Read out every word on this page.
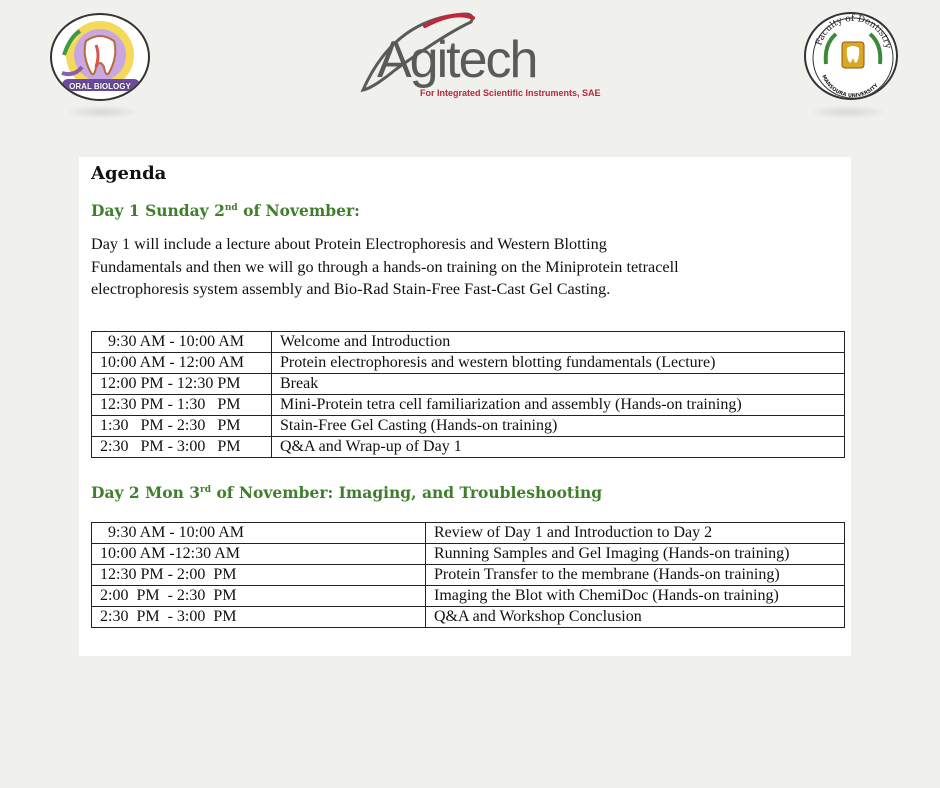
ORAL BIOLOGY	Agitech
For Integrated Scientific Instruments, SAE
Faculty of Dentistry
MANSOURA UNIVERSITY
Agenda
Day 1 Sunday 2nd of November:

Day 1 will include a lecture about Protein Electrophoresis and Western Blotting
Fundamentals and then we will go through a hands-on training on the Miniprotein tetracell
electrophoresis system assembly and Bio-Rad Stain-Free Fast-Cast Gel Casting.

9:30 AM - 10:00 AM	Welcome and Introduction
10:00 AM - 12:00 AM	Protein electrophoresis and western blotting fundamentals (Lecture)
12:00 PM - 12:30 PM	Break
12:30 PM - 1:30   PM	Mini-Protein tetra cell familiarization and assembly (Hands-on training)
1:30   PM - 2:30   PM	Stain-Free Gel Casting (Hands-on training)
2:30   PM - 3:00   PM	Q&A and Wrap-up of Day 1
Day 2 Mon 3rd of November: Imaging, and Troubleshooting
9:30 AM - 10:00 AM	Review of Day 1 and Introduction to Day 2
10:00 AM -12:30 AM	Running Samples and Gel Imaging (Hands-on training)
12:30 PM - 2:00  PM	Protein Transfer to the membrane (Hands-on training)
2:00  PM  - 2:30  PM	Imaging the Blot with ChemiDoc (Hands-on training)
2:30  PM  - 3:00  PM	Q&A and Workshop Conclusion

_What to work on_.
Restate each entry word for word. Omit every picture.

_Exercise solution_.
Read out every word on this page.
ORAL BIOLOGY	Agitech
For Integrated Scientific Instruments, SAE
Faculty of Dentistry
MANSOURA UNIVERSITY
Agenda
Day 1 Sunday 2nd of November:

Day 1 will include a lecture about Protein Electrophoresis and Western Blotting
Fundamentals and then we will go through a hands-on training on the Miniprotein tetracell
electrophoresis system assembly and Bio-Rad Stain-Free Fast-Cast Gel Casting.

9:30 AM - 10:00 AM	Welcome and Introduction
10:00 AM - 12:00 AM	Protein electrophoresis and western blotting fundamentals (Lecture)
12:00 PM - 12:30 PM	Break
12:30 PM - 1:30   PM	Mini-Protein tetra cell familiarization and assembly (Hands-on training)
1:30   PM - 2:30   PM	Stain-Free Gel Casting (Hands-on training)
2:30   PM - 3:00   PM	Q&A and Wrap-up of Day 1
Day 2 Mon 3rd of November: Imaging, and Troubleshooting
9:30 AM - 10:00 AM	Review of Day 1 and Introduction to Day 2
10:00 AM -12:30 AM	Running Samples and Gel Imaging (Hands-on training)
12:30 PM - 2:00  PM	Protein Transfer to the membrane (Hands-on training)
2:00  PM  - 2:30  PM	Imaging the Blot with ChemiDoc (Hands-on training)
2:30  PM  - 3:00  PM	Q&A and Workshop Conclusion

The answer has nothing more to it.